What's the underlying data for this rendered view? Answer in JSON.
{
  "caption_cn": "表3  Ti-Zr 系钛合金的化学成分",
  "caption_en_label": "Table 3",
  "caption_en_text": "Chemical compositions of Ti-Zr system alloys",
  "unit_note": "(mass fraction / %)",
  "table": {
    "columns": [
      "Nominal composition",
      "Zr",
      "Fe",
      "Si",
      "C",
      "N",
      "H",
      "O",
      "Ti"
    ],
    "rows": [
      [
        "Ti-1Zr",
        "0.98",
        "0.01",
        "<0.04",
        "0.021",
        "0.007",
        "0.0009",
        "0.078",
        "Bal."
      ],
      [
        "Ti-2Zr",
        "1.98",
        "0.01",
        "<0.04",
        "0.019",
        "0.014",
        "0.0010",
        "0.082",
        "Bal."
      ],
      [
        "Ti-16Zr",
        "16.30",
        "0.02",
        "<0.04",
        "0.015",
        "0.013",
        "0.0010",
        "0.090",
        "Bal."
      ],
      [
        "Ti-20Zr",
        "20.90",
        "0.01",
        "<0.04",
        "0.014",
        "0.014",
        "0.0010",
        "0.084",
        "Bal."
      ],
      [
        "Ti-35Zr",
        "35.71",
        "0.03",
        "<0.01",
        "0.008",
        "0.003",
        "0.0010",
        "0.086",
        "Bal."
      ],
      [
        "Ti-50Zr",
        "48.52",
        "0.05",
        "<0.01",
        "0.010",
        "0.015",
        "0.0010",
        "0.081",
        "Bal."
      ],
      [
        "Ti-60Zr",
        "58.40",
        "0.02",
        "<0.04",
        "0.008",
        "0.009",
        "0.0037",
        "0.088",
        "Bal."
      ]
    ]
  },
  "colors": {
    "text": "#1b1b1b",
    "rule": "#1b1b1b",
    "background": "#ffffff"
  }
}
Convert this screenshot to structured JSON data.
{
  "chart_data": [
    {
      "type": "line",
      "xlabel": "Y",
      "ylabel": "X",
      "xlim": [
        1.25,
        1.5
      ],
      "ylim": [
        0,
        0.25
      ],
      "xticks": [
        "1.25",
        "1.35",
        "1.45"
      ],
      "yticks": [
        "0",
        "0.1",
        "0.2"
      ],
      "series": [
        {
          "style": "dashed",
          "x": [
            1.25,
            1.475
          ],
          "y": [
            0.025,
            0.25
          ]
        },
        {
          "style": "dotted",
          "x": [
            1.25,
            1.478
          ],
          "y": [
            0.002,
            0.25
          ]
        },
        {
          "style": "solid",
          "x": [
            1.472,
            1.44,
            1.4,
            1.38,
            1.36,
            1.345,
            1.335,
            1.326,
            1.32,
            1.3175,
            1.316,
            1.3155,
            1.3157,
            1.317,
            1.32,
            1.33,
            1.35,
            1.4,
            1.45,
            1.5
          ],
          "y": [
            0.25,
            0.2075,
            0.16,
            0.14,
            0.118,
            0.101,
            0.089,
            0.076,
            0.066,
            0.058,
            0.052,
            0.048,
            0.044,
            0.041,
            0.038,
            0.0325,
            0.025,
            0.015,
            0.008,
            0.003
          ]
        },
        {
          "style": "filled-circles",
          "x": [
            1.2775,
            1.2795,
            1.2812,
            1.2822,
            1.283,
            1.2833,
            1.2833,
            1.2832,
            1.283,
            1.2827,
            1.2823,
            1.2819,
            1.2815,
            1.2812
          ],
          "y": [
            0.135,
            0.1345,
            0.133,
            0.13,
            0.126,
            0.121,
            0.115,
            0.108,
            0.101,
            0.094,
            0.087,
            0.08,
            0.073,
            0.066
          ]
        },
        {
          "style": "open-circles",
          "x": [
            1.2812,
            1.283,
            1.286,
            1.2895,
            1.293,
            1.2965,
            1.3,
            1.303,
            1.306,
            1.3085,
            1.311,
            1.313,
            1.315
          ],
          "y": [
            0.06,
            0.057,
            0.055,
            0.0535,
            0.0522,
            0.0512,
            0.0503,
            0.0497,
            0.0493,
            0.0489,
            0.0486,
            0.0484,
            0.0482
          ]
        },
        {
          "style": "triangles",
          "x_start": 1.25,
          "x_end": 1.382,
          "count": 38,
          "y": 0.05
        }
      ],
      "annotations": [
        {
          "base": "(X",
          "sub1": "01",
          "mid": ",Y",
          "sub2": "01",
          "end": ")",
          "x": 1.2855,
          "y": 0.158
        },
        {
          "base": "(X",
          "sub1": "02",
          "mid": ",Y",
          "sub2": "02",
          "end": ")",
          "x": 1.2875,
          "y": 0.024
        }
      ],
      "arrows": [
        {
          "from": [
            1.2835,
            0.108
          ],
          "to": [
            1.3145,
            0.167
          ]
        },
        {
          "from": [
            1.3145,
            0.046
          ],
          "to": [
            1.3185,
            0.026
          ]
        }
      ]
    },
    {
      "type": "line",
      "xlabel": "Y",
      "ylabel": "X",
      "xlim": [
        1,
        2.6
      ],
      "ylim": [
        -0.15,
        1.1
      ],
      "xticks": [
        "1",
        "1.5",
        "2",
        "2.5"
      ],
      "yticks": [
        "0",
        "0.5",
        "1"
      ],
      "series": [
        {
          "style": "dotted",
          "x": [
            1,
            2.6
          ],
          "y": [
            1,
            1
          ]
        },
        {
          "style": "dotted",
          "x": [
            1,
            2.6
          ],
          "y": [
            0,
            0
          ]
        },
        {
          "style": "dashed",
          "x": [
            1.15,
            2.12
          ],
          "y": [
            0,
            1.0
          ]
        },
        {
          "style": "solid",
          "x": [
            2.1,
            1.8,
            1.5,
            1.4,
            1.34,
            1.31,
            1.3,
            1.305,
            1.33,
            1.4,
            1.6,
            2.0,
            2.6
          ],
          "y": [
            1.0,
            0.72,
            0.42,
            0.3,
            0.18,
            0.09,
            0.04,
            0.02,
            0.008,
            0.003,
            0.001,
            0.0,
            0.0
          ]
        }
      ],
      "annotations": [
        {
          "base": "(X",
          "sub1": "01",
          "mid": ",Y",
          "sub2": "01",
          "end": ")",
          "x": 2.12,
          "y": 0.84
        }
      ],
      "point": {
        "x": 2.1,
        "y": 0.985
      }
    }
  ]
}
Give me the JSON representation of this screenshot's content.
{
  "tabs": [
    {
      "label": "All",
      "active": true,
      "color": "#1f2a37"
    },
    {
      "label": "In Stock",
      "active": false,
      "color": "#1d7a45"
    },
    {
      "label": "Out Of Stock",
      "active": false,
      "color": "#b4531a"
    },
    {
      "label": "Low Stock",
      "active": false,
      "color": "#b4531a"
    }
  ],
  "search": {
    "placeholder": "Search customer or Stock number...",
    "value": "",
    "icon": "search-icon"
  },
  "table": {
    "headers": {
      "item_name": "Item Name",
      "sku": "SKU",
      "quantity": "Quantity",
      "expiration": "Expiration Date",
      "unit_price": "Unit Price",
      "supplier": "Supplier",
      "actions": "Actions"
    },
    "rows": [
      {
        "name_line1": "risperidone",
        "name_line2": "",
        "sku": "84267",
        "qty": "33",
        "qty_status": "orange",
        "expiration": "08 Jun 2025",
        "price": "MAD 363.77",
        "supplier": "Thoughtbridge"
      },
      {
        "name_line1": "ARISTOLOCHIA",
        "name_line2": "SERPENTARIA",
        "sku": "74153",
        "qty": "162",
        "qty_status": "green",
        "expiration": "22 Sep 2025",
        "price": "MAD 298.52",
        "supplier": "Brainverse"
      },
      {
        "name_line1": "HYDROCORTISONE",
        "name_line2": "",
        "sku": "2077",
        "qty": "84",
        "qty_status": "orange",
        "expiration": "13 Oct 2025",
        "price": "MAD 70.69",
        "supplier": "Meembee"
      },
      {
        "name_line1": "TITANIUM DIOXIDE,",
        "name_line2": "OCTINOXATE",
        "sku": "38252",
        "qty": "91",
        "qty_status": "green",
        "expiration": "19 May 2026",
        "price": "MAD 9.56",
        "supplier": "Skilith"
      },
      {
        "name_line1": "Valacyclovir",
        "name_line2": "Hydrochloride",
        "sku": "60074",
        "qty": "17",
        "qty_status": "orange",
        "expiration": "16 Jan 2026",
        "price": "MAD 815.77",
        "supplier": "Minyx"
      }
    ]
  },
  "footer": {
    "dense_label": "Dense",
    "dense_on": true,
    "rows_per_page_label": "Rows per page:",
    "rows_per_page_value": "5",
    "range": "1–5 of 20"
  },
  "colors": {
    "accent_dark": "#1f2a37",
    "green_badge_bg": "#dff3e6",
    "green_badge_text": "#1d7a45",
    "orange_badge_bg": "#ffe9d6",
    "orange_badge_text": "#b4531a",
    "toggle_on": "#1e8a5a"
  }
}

= = =

» Your task
Return a copy of every line that includes the word "this".

» Written response
What's the underlying data for this rendered view? Answer in JSON.
Convert this screenshot to structured JSON data.
Give me the JSON representation of this screenshot's content.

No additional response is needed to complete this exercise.